[TAREFA A] Apresente como lista numerada, sem as linhas em branco, as linhas da listagem desde a que contém "bar-q3-2020 bbox=[461, 348, 505, 611]" até a que contém "bar-q1-2019 bbox=[164, 491, 207, 611]", inclusive.

═════ FONTE

A recomposição da memória através da divulgação de documentos sobre a ditadura

Enviado por lucascosta

Do Le Monde Diplomatique

Quem está com a verdade, quem está com a mentira?

por Belisário dos Santos Jr. , Inês Virginia Prado Soares

O golpe civil-militar de 1964 tem lacunas que começam a ser preenchidas por acervos guardados com particulares − por exemplo, na casa do recém-falecido coronel Malhães − ou mesmo em órgãos públicos, como a Escola Superior de Guerra. Os noticiários divulgaram nos últimos meses informações sobre papéis que comprovam os crimes (inclusive o assassinato de Rubens Paiva) e a cooperação de empresários com o regime autoritário.

O exercício da memória, com novas revelações de testemunhas presenciais, a divulgação de documentos mantidos sob sigilo, aqui e no exterior, e iniciativas como o Brasil Nunca Mais, o Dossiê de Mortos e Desaparecidos Políticos e os acervos reunidos no Memórias Reveladas ajudam nessa recomposição da verdade.

A Comissão Nacional da Verdade (CNV) e as Comissões de Verdade (CVs) locais surgiram no cenário brasileiro em 2012 com a vantagem de contar com esse vasto conjunto documental e com as narrativas das vítimas como ponto de partida para investigações mais detalhadas sobre os acontecimentos mais marcantes e nefastos da ditadura. Entre as tarefas investigativas da CNV, está prevista a identificação das estruturas, dos locais, das instituições e das circunstâncias relacionados à prática de violações de direitos humanos (art. 3o, III, da Lei n. 12.528/2011).

══════════
═════ SEÇÃO DE DADOS

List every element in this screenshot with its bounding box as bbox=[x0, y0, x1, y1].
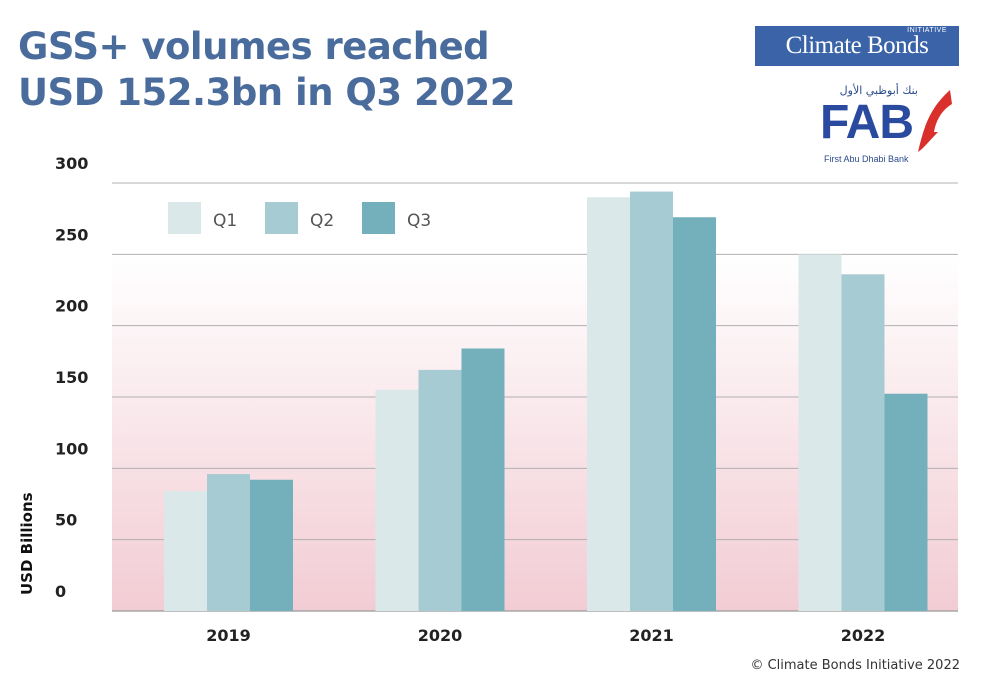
bar-q3-2020 bbox=[461, 348, 505, 611]
x-category-label: 2022 bbox=[841, 626, 886, 645]
y-tick-label: 200 bbox=[55, 297, 88, 316]
title-line-2: USD 152.3bn in Q3 2022 bbox=[18, 71, 516, 114]
fab-mark-icon bbox=[918, 90, 952, 152]
fab-subtitle: First Abu Dhabi Bank bbox=[824, 154, 909, 164]
bar-q3-2022 bbox=[884, 393, 928, 611]
bar-q1-2022 bbox=[798, 254, 842, 612]
bar-q1-2019 bbox=[164, 491, 207, 611]
bar-q2-2019 bbox=[207, 474, 250, 611]
legend-label-q3: Q3 bbox=[407, 211, 431, 231]
x-category-label: 2021 bbox=[629, 626, 674, 645]
y-tick-label: 0 bbox=[55, 582, 66, 601]
bar-q2-2021 bbox=[630, 191, 673, 611]
fab-logo: بنك أبوظبي الأول FAB First Abu Dhabi Ban… bbox=[818, 84, 968, 174]
bar-q3-2021 bbox=[673, 217, 716, 612]
y-tick-label: 250 bbox=[55, 225, 88, 244]
bar-q1-2021 bbox=[587, 197, 630, 611]
legend-swatch-q3 bbox=[362, 202, 395, 234]
x-axis-categories: 2019 2020 2021 2022 bbox=[206, 626, 885, 645]
chart-title: GSS+ volumes reached USD 152.3bn in Q3 2… bbox=[18, 24, 658, 116]
y-axis-label: USD Billions bbox=[18, 492, 36, 595]
y-tick-label: 150 bbox=[55, 368, 88, 387]
legend-label-q1: Q1 bbox=[213, 211, 237, 231]
bar-q3-2019 bbox=[250, 479, 293, 611]
fab-letters: FAB bbox=[820, 96, 914, 149]
y-tick-label: 50 bbox=[55, 511, 77, 530]
title-line-1: GSS+ volumes reached bbox=[18, 25, 490, 68]
bar-q2-2022 bbox=[841, 274, 885, 611]
bar-q1-2020 bbox=[375, 389, 419, 611]
legend-swatch-q2 bbox=[265, 202, 298, 234]
cbi-initiative-text: INITIATIVE bbox=[907, 27, 947, 34]
cbi-logo-text: Climate Bonds bbox=[785, 32, 929, 59]
climate-bonds-logo: INITIATIVE Climate Bonds bbox=[755, 26, 959, 66]
x-category-label: 2020 bbox=[418, 626, 463, 645]
bar-q2-2020 bbox=[418, 369, 462, 611]
legend-swatch-q1 bbox=[168, 202, 201, 234]
y-tick-label: 100 bbox=[55, 439, 88, 458]
legend: Q1 Q2 Q3 bbox=[168, 202, 431, 234]
y-axis-ticks: 0 50 100 150 200 250 300 bbox=[55, 154, 88, 601]
legend-label-q2: Q2 bbox=[310, 211, 334, 231]
fab-arabic-text: بنك أبوظبي الأول bbox=[839, 84, 918, 97]
bars bbox=[164, 191, 928, 612]
x-category-label: 2019 bbox=[206, 626, 251, 645]
copyright-credit: © Climate Bonds Initiative 2022 bbox=[750, 658, 960, 673]
y-tick-label: 300 bbox=[55, 154, 88, 173]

══════════

[TAREFA B] Imprima na íntegra o texto sobre a memória da ditadura, sem nenhuma alteração.

[RESOLUÇÃO A]
1. bar-q3-2020 bbox=[461, 348, 505, 611]
2. x-category-label: 2022 bbox=[841, 626, 886, 645]
3. y-tick-label: 200 bbox=[55, 297, 88, 316]
4. title-line-2: USD 152.3bn in Q3 2022 bbox=[18, 71, 516, 114]
5. fab-mark-icon bbox=[918, 90, 952, 152]
6. fab-subtitle: First Abu Dhabi Bank bbox=[824, 154, 909, 164]
7. bar-q3-2022 bbox=[884, 393, 928, 611]
8. bar-q1-2022 bbox=[798, 254, 842, 612]
9. bar-q1-2019 bbox=[164, 491, 207, 611]

[RESOLUÇÃO B]
A recomposição da memória através da divulgação de documentos sobre a ditadura

Enviado por lucascosta

Do Le Monde Diplomatique

Quem está com a verdade, quem está com a mentira?

por Belisário dos Santos Jr. , Inês Virginia Prado Soares

O golpe civil-militar de 1964 tem lacunas que começam a ser preenchidas por acervos guardados com particulares − por exemplo, na casa do recém-falecido coronel Malhães − ou mesmo em órgãos públicos, como a Escola Superior de Guerra. Os noticiários divulgaram nos últimos meses informações sobre papéis que comprovam os crimes (inclusive o assassinato de Rubens Paiva) e a cooperação de empresários com o regime autoritário.

O exercício da memória, com novas revelações de testemunhas presenciais, a divulgação de documentos mantidos sob sigilo, aqui e no exterior, e iniciativas como o Brasil Nunca Mais, o Dossiê de Mortos e Desaparecidos Políticos e os acervos reunidos no Memórias Reveladas ajudam nessa recomposição da verdade.

A Comissão Nacional da Verdade (CNV) e as Comissões de Verdade (CVs) locais surgiram no cenário brasileiro em 2012 com a vantagem de contar com esse vasto conjunto documental e com as narrativas das vítimas como ponto de partida para investigações mais detalhadas sobre os acontecimentos mais marcantes e nefastos da ditadura. Entre as tarefas investigativas da CNV, está prevista a identificação das estruturas, dos locais, das instituições e das circunstâncias relacionados à prática de violações de direitos humanos (art. 3o, III, da Lei n. 12.528/2011).